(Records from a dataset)

════════

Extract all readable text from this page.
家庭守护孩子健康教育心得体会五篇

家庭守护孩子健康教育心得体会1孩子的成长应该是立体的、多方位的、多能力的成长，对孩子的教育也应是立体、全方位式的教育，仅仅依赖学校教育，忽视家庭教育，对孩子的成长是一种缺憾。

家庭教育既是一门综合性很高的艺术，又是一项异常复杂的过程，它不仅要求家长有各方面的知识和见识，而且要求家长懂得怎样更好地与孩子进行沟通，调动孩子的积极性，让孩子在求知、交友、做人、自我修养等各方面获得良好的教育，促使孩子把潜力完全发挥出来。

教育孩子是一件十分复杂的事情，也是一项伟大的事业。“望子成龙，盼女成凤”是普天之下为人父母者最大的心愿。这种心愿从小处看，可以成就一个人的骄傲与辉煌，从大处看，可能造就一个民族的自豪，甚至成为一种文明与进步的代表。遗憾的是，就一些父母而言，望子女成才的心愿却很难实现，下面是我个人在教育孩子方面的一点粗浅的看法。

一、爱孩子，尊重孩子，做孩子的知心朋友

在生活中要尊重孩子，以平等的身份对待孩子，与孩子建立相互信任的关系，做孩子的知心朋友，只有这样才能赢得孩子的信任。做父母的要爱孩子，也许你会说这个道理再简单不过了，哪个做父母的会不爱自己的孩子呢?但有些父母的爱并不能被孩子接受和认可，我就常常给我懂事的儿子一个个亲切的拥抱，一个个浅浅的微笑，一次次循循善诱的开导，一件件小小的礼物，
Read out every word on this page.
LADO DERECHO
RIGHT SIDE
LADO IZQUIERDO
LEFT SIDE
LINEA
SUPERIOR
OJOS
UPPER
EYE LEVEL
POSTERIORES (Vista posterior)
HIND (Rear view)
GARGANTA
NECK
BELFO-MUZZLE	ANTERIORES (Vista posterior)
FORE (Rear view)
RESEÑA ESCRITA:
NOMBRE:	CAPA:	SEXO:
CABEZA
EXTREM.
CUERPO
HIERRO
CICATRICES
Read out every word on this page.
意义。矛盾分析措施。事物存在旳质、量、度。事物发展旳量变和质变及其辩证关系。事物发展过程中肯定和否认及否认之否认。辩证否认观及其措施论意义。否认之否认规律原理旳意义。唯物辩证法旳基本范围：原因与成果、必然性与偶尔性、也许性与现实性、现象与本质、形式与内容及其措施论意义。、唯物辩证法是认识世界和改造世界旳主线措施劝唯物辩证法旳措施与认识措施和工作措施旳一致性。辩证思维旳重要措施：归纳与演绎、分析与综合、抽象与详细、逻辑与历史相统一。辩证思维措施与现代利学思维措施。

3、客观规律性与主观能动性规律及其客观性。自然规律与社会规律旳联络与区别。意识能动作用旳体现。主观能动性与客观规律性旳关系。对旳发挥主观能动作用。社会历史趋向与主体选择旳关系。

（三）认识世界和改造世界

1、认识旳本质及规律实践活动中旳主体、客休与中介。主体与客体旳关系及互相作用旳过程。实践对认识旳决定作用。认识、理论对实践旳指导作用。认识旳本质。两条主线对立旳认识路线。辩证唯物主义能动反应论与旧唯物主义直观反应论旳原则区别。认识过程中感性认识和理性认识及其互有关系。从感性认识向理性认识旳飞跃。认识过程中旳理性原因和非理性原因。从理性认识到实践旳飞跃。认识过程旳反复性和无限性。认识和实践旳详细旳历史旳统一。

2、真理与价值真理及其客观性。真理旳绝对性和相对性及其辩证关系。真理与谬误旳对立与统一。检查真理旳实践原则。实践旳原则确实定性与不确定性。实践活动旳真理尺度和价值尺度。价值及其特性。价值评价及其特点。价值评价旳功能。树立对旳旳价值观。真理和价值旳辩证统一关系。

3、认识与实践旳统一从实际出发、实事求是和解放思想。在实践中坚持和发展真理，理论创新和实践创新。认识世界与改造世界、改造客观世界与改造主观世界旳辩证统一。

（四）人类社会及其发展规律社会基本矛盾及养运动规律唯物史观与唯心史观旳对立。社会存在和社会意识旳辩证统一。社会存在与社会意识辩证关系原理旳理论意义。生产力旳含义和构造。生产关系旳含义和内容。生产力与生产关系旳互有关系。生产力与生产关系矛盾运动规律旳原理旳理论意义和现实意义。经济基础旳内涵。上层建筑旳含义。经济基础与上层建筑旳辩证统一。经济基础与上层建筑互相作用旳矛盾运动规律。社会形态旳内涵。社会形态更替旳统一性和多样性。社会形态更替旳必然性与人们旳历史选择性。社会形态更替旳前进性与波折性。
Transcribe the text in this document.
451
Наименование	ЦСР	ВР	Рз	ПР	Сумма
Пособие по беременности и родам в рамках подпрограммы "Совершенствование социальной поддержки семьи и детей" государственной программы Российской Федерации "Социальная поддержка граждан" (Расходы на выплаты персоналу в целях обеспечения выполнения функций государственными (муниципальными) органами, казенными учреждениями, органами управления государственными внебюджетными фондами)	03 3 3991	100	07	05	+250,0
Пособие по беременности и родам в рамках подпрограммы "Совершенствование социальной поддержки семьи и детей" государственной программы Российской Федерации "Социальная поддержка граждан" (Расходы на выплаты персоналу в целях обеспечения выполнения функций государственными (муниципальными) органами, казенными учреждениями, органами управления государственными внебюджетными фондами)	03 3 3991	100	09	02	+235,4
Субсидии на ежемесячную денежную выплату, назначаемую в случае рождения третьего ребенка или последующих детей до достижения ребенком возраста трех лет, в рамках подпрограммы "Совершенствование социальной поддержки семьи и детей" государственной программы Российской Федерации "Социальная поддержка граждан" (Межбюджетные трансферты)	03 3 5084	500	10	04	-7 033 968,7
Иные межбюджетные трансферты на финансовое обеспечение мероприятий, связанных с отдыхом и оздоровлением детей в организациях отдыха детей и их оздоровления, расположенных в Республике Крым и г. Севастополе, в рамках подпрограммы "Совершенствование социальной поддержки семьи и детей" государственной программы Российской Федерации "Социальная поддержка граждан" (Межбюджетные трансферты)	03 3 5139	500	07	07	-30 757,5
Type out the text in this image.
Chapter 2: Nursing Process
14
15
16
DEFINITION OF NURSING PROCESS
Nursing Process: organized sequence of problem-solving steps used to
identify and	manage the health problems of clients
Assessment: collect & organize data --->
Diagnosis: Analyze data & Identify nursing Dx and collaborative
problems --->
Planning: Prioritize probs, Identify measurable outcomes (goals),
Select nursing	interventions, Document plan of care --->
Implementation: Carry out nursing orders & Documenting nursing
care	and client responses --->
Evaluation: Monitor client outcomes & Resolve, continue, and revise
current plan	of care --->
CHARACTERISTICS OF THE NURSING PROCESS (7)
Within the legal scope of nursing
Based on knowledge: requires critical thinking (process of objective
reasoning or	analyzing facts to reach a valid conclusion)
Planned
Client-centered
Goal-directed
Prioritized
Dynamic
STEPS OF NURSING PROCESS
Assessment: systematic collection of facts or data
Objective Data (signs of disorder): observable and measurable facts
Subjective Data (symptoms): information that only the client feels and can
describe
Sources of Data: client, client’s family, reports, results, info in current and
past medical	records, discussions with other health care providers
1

════════

Work through the data and report how many of its lines hold the word "Assessment", giving only the figure.

» Full solution:
2